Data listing
-----

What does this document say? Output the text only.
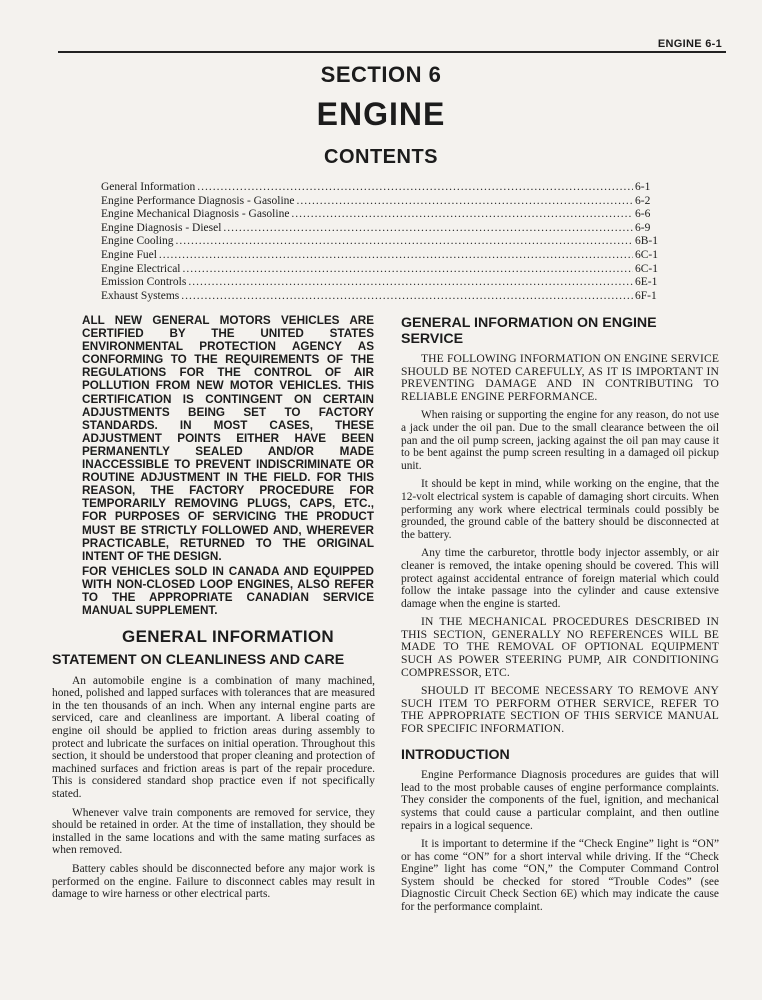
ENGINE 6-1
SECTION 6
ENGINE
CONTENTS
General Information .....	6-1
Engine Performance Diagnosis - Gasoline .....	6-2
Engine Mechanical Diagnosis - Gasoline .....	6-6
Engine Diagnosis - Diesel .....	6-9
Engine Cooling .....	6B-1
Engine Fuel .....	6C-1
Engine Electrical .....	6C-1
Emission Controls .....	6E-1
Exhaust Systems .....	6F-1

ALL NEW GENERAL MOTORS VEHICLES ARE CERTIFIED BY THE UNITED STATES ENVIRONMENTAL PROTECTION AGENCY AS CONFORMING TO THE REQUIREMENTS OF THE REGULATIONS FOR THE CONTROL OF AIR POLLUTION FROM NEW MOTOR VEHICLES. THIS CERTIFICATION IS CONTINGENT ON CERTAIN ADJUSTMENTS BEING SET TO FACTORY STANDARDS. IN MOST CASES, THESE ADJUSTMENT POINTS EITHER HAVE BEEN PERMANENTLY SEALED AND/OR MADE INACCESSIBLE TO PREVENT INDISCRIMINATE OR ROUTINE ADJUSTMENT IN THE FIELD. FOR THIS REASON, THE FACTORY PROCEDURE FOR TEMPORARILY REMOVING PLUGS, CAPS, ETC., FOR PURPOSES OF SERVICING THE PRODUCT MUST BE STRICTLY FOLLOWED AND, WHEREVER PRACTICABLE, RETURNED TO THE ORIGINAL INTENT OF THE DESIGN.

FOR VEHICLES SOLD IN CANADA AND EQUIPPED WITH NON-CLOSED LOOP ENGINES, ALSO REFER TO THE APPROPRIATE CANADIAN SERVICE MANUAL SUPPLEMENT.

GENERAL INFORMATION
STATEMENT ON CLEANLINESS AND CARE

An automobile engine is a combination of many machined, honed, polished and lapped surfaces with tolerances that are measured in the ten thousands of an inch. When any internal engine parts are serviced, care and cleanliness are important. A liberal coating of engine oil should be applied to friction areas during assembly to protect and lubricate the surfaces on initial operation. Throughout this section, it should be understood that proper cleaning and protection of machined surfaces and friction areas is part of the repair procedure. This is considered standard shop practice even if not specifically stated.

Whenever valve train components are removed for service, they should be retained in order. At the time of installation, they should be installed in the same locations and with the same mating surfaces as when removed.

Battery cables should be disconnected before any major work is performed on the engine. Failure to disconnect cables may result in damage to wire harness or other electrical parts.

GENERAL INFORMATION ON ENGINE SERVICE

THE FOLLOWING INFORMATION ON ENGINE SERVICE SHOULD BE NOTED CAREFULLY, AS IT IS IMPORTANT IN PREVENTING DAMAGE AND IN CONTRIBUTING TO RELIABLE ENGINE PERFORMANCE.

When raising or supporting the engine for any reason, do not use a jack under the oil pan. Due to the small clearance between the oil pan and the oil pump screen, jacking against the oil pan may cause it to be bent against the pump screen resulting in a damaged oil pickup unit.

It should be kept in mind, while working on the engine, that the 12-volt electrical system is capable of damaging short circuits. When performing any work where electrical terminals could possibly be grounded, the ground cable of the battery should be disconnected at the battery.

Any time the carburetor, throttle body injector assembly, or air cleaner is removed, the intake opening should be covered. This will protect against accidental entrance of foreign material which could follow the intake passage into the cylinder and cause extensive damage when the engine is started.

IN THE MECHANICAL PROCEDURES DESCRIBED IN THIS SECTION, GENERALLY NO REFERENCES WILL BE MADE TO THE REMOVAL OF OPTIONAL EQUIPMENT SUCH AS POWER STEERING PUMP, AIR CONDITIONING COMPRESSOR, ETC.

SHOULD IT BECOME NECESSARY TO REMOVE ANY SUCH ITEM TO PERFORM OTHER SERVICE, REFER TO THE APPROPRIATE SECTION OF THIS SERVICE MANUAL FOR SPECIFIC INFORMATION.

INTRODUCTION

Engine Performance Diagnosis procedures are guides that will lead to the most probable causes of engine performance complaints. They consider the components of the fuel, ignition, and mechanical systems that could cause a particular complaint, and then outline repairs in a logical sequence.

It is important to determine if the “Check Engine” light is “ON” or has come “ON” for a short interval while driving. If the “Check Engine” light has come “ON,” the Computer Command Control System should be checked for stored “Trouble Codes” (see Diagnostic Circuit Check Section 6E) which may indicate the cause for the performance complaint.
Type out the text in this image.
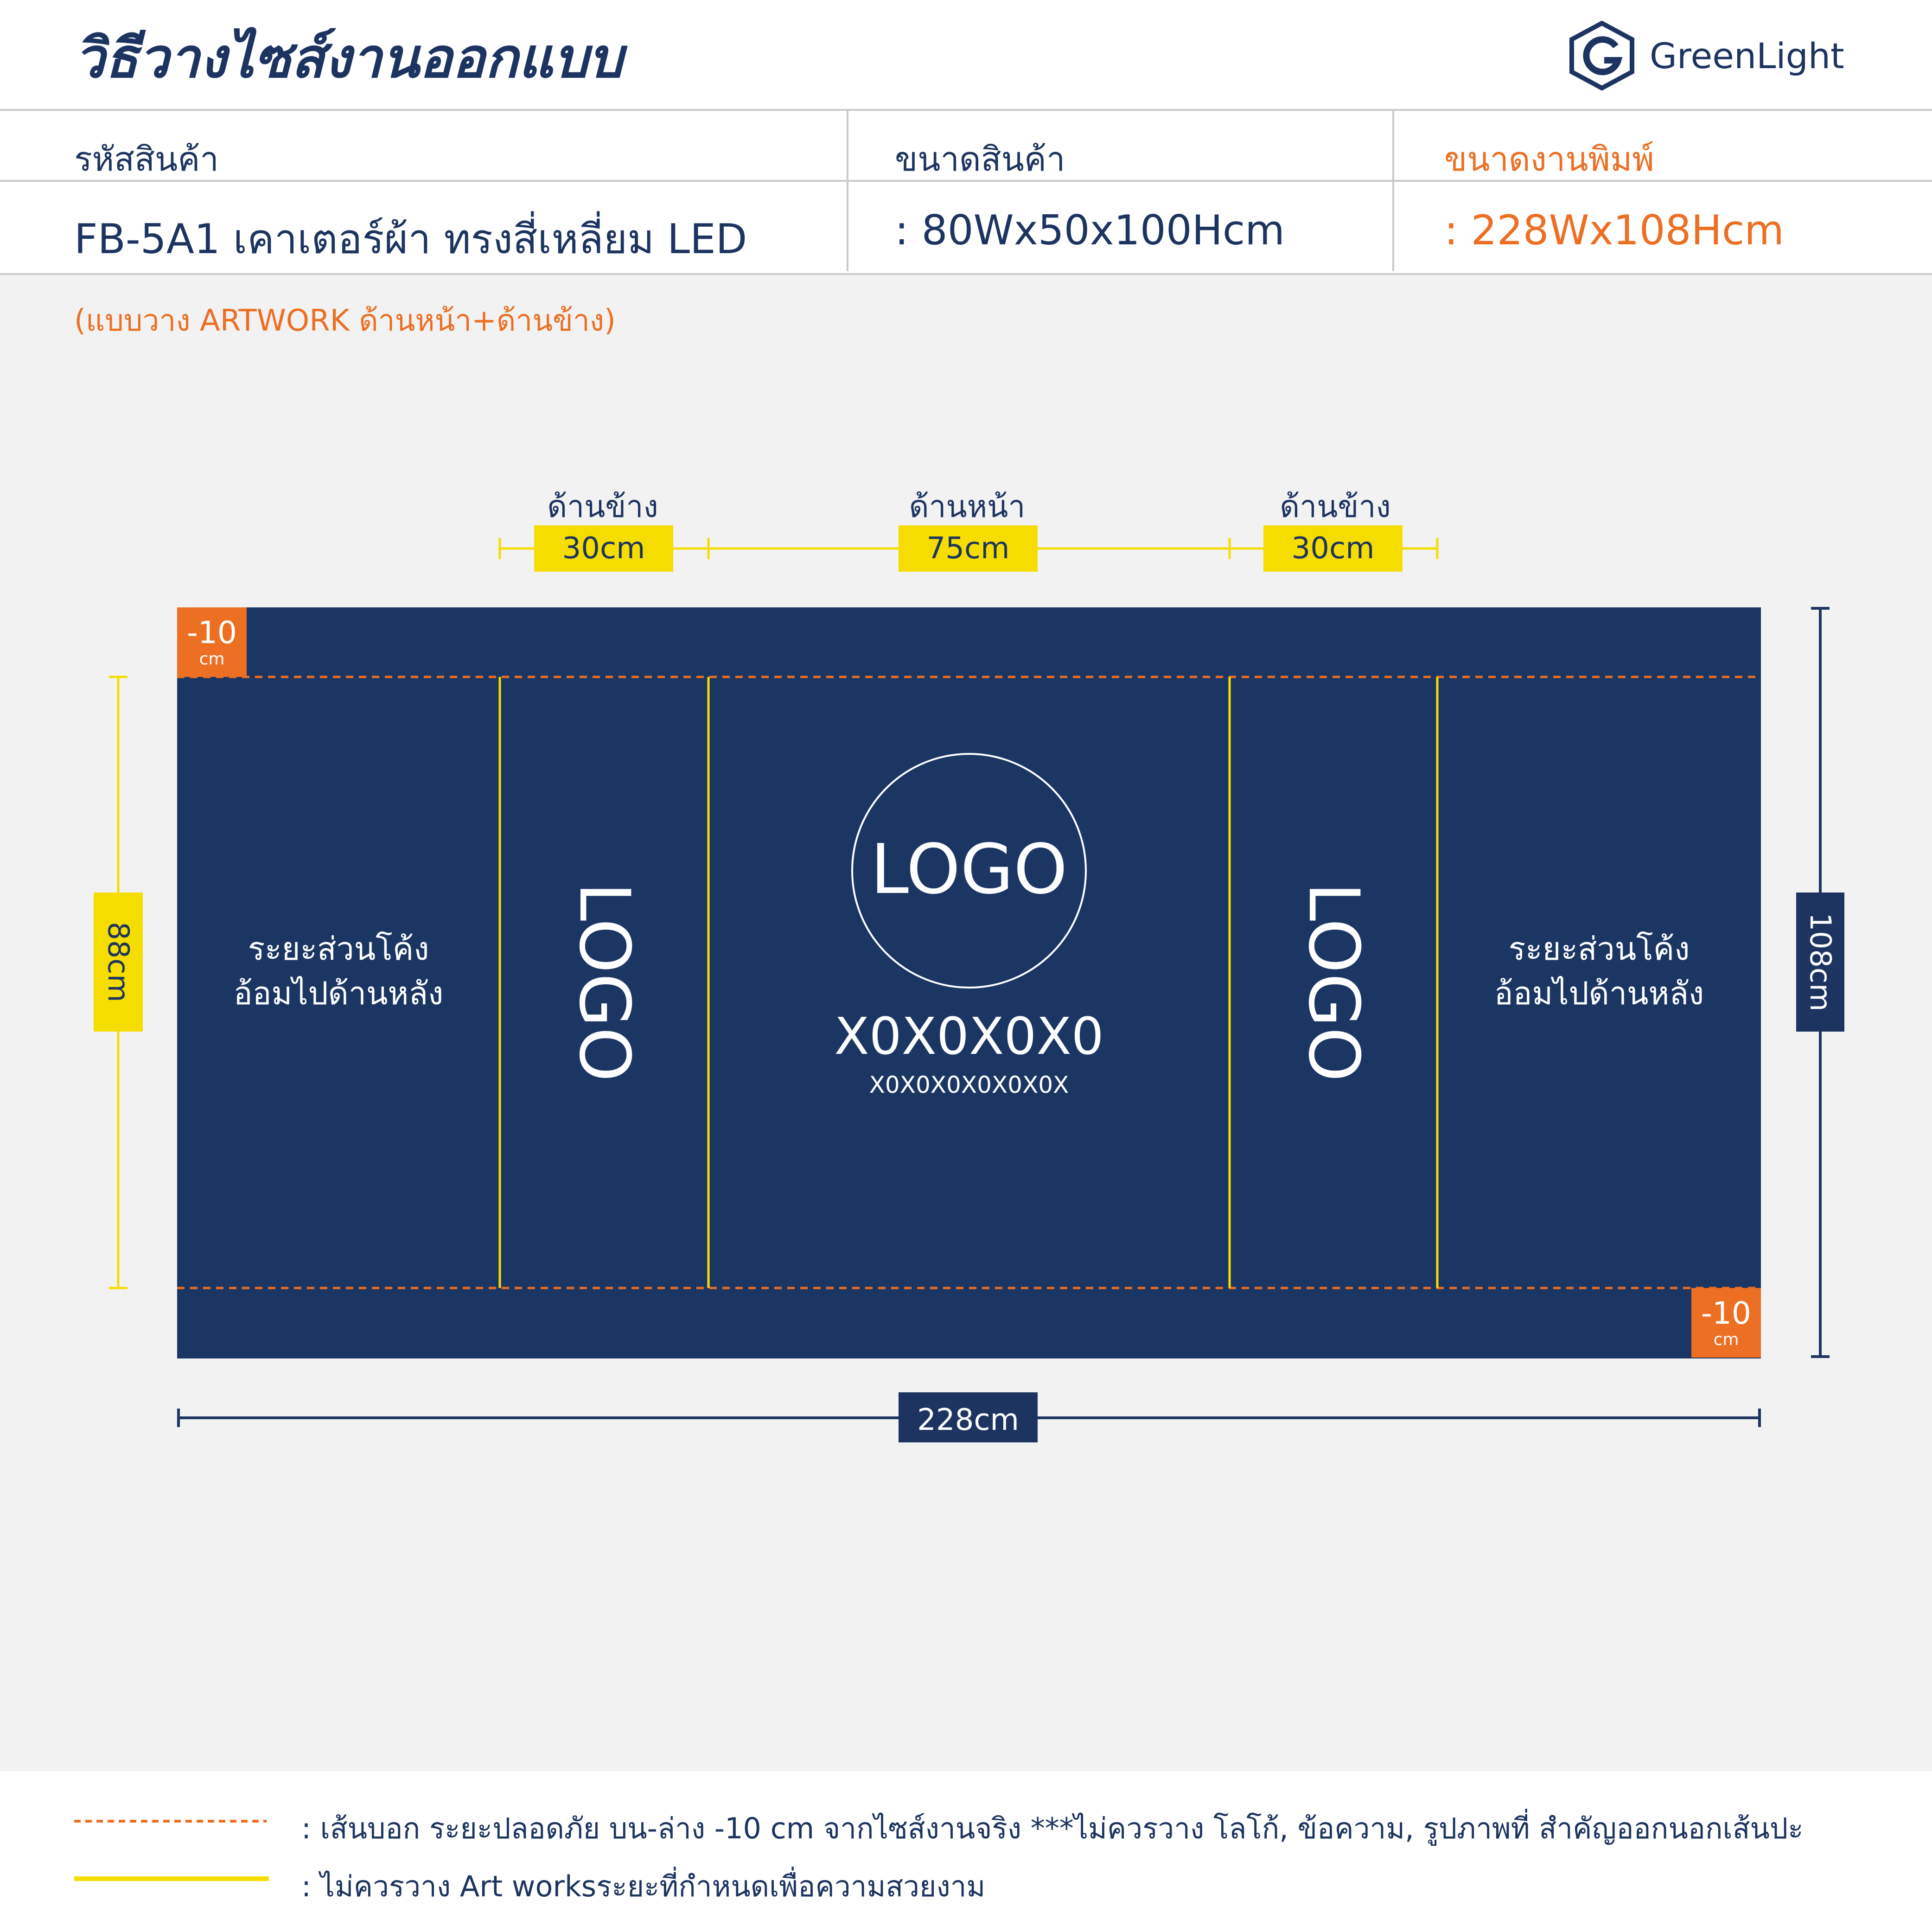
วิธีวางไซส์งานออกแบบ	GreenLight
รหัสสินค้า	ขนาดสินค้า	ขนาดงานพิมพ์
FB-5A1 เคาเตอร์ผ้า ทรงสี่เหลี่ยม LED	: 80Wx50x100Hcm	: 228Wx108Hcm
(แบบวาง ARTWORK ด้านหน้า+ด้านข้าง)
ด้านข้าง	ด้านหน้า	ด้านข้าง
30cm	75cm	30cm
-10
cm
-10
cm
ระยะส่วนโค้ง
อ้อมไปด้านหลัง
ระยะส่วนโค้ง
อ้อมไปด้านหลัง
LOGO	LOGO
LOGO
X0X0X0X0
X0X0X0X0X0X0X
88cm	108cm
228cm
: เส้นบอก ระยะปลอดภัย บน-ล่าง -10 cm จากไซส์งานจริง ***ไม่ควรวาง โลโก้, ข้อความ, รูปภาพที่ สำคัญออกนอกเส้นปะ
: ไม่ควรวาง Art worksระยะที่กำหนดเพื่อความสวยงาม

-----

Exclude the pictures and transcribe all of the entries exactly.

### [Full output]
What does this document say? Output the text only.
ENGINE 6-1
SECTION 6
ENGINE
CONTENTS
General Information .....	6-1
Engine Performance Diagnosis - Gasoline .....	6-2
Engine Mechanical Diagnosis - Gasoline .....	6-6
Engine Diagnosis - Diesel .....	6-9
Engine Cooling .....	6B-1
Engine Fuel .....	6C-1
Engine Electrical .....	6C-1
Emission Controls .....	6E-1
Exhaust Systems .....	6F-1

ALL NEW GENERAL MOTORS VEHICLES ARE CERTIFIED BY THE UNITED STATES ENVIRONMENTAL PROTECTION AGENCY AS CONFORMING TO THE REQUIREMENTS OF THE REGULATIONS FOR THE CONTROL OF AIR POLLUTION FROM NEW MOTOR VEHICLES. THIS CERTIFICATION IS CONTINGENT ON CERTAIN ADJUSTMENTS BEING SET TO FACTORY STANDARDS. IN MOST CASES, THESE ADJUSTMENT POINTS EITHER HAVE BEEN PERMANENTLY SEALED AND/OR MADE INACCESSIBLE TO PREVENT INDISCRIMINATE OR ROUTINE ADJUSTMENT IN THE FIELD. FOR THIS REASON, THE FACTORY PROCEDURE FOR TEMPORARILY REMOVING PLUGS, CAPS, ETC., FOR PURPOSES OF SERVICING THE PRODUCT MUST BE STRICTLY FOLLOWED AND, WHEREVER PRACTICABLE, RETURNED TO THE ORIGINAL INTENT OF THE DESIGN.

FOR VEHICLES SOLD IN CANADA AND EQUIPPED WITH NON-CLOSED LOOP ENGINES, ALSO REFER TO THE APPROPRIATE CANADIAN SERVICE MANUAL SUPPLEMENT.

GENERAL INFORMATION
STATEMENT ON CLEANLINESS AND CARE

An automobile engine is a combination of many machined, honed, polished and lapped surfaces with tolerances that are measured in the ten thousands of an inch. When any internal engine parts are serviced, care and cleanliness are important. A liberal coating of engine oil should be applied to friction areas during assembly to protect and lubricate the surfaces on initial operation. Throughout this section, it should be understood that proper cleaning and protection of machined surfaces and friction areas is part of the repair procedure. This is considered standard shop practice even if not specifically stated.

Whenever valve train components are removed for service, they should be retained in order. At the time of installation, they should be installed in the same locations and with the same mating surfaces as when removed.

Battery cables should be disconnected before any major work is performed on the engine. Failure to disconnect cables may result in damage to wire harness or other electrical parts.

GENERAL INFORMATION ON ENGINE SERVICE

THE FOLLOWING INFORMATION ON ENGINE SERVICE SHOULD BE NOTED CAREFULLY, AS IT IS IMPORTANT IN PREVENTING DAMAGE AND IN CONTRIBUTING TO RELIABLE ENGINE PERFORMANCE.

When raising or supporting the engine for any reason, do not use a jack under the oil pan. Due to the small clearance between the oil pan and the oil pump screen, jacking against the oil pan may cause it to be bent against the pump screen resulting in a damaged oil pickup unit.

It should be kept in mind, while working on the engine, that the 12-volt electrical system is capable of damaging short circuits. When performing any work where electrical terminals could possibly be grounded, the ground cable of the battery should be disconnected at the battery.

Any time the carburetor, throttle body injector assembly, or air cleaner is removed, the intake opening should be covered. This will protect against accidental entrance of foreign material which could follow the intake passage into the cylinder and cause extensive damage when the engine is started.

IN THE MECHANICAL PROCEDURES DESCRIBED IN THIS SECTION, GENERALLY NO REFERENCES WILL BE MADE TO THE REMOVAL OF OPTIONAL EQUIPMENT SUCH AS POWER STEERING PUMP, AIR CONDITIONING COMPRESSOR, ETC.

SHOULD IT BECOME NECESSARY TO REMOVE ANY SUCH ITEM TO PERFORM OTHER SERVICE, REFER TO THE APPROPRIATE SECTION OF THIS SERVICE MANUAL FOR SPECIFIC INFORMATION.

INTRODUCTION

Engine Performance Diagnosis procedures are guides that will lead to the most probable causes of engine performance complaints. They consider the components of the fuel, ignition, and mechanical systems that could cause a particular complaint, and then outline repairs in a logical sequence.

It is important to determine if the “Check Engine” light is “ON” or has come “ON” for a short interval while driving. If the “Check Engine” light has come “ON,” the Computer Command Control System should be checked for stored “Trouble Codes” (see Diagnostic Circuit Check Section 6E) which may indicate the cause for the performance complaint.
Type out the text in this image.
วิธีวางไซส์งานออกแบบ	GreenLight
รหัสสินค้า	ขนาดสินค้า	ขนาดงานพิมพ์
FB-5A1 เคาเตอร์ผ้า ทรงสี่เหลี่ยม LED	: 80Wx50x100Hcm	: 228Wx108Hcm
(แบบวาง ARTWORK ด้านหน้า+ด้านข้าง)
ด้านข้าง	ด้านหน้า	ด้านข้าง
30cm	75cm	30cm
-10
cm
-10
cm
ระยะส่วนโค้ง
อ้อมไปด้านหลัง
ระยะส่วนโค้ง
อ้อมไปด้านหลัง
LOGO	LOGO
LOGO
X0X0X0X0
X0X0X0X0X0X0X
88cm	108cm
228cm
: เส้นบอก ระยะปลอดภัย บน-ล่าง -10 cm จากไซส์งานจริง ***ไม่ควรวาง โลโก้, ข้อความ, รูปภาพที่ สำคัญออกนอกเส้นปะ
: ไม่ควรวาง Art worksระยะที่กำหนดเพื่อความสวยงาม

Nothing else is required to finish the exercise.